### What is being asked:
Answer with a single number, the count of lines holding the word "name".

:: Dataset excerpts ::

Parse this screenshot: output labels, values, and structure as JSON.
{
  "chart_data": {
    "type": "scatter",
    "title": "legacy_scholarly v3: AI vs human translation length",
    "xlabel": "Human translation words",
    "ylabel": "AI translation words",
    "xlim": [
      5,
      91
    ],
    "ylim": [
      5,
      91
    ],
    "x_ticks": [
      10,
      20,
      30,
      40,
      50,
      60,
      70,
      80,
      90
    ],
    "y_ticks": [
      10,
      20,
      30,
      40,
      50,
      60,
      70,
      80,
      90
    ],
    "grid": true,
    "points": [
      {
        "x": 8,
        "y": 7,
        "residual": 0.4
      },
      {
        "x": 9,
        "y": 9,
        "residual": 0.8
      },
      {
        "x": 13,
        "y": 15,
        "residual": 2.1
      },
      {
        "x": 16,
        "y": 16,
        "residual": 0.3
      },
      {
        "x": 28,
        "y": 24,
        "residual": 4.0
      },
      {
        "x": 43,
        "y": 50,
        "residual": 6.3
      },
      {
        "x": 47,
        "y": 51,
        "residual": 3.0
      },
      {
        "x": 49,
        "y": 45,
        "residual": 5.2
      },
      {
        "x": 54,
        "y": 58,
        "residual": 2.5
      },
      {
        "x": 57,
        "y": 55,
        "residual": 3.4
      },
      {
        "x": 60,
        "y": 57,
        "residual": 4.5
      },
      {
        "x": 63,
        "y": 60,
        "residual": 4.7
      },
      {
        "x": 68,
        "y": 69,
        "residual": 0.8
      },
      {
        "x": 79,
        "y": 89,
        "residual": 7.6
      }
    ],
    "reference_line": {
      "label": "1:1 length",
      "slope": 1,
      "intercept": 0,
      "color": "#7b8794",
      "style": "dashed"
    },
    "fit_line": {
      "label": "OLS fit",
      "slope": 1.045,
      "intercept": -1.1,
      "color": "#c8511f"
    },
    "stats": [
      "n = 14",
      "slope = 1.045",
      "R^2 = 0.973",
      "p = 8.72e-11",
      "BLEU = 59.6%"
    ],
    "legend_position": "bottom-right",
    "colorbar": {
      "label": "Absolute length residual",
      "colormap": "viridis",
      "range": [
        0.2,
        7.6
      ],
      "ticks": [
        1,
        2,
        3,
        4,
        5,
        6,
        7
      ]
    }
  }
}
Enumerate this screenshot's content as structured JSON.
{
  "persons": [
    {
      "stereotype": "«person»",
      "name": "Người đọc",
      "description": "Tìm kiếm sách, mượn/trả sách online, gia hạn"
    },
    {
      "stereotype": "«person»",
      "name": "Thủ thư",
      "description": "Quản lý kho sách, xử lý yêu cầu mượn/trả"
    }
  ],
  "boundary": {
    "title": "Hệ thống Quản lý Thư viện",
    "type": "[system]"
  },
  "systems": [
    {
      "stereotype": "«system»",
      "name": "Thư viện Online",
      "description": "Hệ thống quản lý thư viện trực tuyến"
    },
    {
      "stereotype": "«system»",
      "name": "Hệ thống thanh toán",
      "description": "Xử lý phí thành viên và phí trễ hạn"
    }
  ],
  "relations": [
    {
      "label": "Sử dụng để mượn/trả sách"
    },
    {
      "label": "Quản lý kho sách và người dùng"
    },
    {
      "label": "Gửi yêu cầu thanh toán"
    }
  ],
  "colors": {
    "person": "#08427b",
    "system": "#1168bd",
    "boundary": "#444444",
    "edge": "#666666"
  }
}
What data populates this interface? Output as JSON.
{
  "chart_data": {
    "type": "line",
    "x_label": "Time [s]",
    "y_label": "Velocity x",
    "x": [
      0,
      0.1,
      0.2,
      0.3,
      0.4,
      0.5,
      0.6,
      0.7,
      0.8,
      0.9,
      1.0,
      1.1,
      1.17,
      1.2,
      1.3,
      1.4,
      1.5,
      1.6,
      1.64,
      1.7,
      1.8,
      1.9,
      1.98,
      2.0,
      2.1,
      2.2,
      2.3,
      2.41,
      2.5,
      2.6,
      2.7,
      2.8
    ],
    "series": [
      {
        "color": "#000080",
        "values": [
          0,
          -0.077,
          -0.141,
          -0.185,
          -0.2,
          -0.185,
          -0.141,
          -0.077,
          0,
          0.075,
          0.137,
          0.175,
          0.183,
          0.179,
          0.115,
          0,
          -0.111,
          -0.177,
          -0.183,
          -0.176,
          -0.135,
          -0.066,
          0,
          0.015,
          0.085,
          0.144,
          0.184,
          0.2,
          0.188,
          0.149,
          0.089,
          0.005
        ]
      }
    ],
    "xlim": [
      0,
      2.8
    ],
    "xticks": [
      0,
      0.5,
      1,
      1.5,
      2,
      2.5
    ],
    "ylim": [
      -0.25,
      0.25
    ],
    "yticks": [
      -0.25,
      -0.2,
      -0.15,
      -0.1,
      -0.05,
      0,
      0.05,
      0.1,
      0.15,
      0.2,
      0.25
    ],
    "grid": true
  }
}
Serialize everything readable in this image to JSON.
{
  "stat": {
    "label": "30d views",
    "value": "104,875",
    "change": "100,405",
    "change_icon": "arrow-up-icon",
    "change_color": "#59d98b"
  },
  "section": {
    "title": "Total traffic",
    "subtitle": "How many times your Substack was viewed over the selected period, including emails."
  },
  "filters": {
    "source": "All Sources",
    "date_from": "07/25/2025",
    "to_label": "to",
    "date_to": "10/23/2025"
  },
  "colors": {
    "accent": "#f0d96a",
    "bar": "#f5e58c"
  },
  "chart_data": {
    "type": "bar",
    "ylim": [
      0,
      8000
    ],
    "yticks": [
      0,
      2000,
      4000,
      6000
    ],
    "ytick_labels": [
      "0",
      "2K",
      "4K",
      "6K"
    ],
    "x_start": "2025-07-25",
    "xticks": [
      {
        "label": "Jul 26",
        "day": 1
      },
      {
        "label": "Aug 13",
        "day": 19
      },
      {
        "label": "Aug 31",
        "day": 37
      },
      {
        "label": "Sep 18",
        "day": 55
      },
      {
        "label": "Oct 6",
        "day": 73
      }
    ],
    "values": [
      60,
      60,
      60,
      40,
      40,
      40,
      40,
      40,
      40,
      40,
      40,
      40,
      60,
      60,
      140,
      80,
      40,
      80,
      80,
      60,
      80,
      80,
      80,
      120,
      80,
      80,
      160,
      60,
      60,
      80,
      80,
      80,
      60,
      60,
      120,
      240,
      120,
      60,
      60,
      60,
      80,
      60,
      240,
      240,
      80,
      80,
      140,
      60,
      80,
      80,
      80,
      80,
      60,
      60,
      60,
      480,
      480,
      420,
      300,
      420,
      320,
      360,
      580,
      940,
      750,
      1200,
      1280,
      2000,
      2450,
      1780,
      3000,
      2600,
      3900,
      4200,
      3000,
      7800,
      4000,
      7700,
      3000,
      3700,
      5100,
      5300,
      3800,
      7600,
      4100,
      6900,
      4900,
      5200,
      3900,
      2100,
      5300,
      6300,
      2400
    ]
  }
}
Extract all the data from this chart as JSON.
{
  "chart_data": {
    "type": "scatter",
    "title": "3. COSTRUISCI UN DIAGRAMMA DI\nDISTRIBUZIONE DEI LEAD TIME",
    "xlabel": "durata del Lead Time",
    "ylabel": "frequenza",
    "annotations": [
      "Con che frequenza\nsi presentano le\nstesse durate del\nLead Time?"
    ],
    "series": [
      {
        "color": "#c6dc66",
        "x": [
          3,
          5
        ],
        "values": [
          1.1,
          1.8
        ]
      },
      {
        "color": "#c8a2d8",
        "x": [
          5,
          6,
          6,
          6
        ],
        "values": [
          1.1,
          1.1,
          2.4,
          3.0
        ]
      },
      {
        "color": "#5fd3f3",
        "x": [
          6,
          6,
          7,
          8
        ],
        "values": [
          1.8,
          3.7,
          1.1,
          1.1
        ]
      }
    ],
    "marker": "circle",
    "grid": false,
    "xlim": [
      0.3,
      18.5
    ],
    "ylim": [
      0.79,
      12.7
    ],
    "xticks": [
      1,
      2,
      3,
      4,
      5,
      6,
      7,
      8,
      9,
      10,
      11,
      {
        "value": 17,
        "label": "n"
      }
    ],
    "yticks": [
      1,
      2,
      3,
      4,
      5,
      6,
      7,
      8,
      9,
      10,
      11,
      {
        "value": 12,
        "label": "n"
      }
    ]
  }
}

:::

### Exercise response:
4